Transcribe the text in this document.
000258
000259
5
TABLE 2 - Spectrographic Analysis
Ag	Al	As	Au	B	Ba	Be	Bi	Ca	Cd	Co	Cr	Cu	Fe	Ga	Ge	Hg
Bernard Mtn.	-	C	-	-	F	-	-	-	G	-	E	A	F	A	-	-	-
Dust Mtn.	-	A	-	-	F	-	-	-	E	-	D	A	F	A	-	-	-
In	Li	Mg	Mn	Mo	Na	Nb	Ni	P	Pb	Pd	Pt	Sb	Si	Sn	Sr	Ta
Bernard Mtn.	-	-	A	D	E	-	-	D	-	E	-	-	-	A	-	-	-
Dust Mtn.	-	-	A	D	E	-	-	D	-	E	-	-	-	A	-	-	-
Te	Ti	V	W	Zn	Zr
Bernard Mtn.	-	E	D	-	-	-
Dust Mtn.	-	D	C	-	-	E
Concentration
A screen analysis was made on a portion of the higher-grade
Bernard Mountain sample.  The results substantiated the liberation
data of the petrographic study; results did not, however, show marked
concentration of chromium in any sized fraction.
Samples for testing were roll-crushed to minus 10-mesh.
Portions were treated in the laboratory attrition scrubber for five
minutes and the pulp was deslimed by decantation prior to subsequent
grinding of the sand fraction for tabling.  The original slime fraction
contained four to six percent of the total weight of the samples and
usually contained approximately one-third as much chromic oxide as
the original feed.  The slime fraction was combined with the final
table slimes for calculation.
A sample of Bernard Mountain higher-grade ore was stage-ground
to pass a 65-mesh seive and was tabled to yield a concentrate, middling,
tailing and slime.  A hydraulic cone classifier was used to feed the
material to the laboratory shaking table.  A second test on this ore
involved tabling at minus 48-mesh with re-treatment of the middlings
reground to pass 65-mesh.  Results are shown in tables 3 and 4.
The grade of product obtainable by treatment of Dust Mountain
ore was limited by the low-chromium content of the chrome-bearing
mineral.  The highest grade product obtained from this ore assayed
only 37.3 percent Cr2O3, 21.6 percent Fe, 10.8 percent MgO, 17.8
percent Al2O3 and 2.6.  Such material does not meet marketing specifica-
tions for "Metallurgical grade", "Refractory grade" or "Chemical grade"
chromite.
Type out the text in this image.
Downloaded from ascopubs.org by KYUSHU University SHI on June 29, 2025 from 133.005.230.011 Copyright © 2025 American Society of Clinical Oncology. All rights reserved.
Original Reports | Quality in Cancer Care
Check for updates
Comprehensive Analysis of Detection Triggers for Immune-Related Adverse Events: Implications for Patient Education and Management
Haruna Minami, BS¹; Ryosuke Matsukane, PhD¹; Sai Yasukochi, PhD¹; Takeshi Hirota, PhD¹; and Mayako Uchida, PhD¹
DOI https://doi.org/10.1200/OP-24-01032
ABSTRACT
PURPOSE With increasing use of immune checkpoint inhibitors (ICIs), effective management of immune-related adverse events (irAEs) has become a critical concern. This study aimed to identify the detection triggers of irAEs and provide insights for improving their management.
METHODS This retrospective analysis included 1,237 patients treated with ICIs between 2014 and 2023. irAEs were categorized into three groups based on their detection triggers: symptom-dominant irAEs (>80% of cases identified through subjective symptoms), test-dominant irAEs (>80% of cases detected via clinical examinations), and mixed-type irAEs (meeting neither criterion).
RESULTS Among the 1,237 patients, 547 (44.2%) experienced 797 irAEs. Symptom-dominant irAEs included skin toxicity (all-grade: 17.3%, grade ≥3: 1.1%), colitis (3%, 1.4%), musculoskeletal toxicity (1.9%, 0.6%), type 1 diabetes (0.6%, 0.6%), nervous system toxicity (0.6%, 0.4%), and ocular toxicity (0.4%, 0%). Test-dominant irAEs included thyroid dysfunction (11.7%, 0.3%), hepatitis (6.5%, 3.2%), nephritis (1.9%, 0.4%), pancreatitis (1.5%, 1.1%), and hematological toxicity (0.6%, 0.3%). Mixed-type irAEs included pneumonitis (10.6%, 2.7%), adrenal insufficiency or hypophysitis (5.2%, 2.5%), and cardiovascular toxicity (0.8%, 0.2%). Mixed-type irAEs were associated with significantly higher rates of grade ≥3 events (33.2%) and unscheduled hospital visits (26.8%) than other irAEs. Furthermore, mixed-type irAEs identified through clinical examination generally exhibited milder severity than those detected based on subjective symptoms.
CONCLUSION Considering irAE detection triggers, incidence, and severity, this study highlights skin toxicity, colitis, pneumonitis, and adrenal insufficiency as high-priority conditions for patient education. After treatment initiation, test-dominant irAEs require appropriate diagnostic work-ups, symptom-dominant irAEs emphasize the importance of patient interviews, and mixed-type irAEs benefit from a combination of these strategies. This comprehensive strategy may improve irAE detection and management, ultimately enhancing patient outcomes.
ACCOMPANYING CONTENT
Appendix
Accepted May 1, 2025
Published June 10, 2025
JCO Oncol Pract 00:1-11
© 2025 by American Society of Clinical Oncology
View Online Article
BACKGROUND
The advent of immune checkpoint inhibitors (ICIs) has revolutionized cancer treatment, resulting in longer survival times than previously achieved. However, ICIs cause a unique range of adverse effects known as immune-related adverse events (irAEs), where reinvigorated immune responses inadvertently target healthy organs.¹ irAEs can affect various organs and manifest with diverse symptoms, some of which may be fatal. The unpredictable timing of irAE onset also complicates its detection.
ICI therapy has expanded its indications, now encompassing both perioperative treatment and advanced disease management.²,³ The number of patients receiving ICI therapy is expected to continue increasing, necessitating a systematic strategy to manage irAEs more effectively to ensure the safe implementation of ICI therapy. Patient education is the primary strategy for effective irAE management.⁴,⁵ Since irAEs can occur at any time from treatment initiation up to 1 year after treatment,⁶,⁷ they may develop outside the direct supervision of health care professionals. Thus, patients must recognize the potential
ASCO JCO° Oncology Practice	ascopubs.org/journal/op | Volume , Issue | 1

#### WORK ORDER:
Anywhere the listing shows the word "minus", copy the full line.

#### ANSWER TO THIS EXERCISE:
Samples for testing were roll-crushed to minus 10-mesh.
involved tabling at minus 48-mesh with re-treatment of the middlings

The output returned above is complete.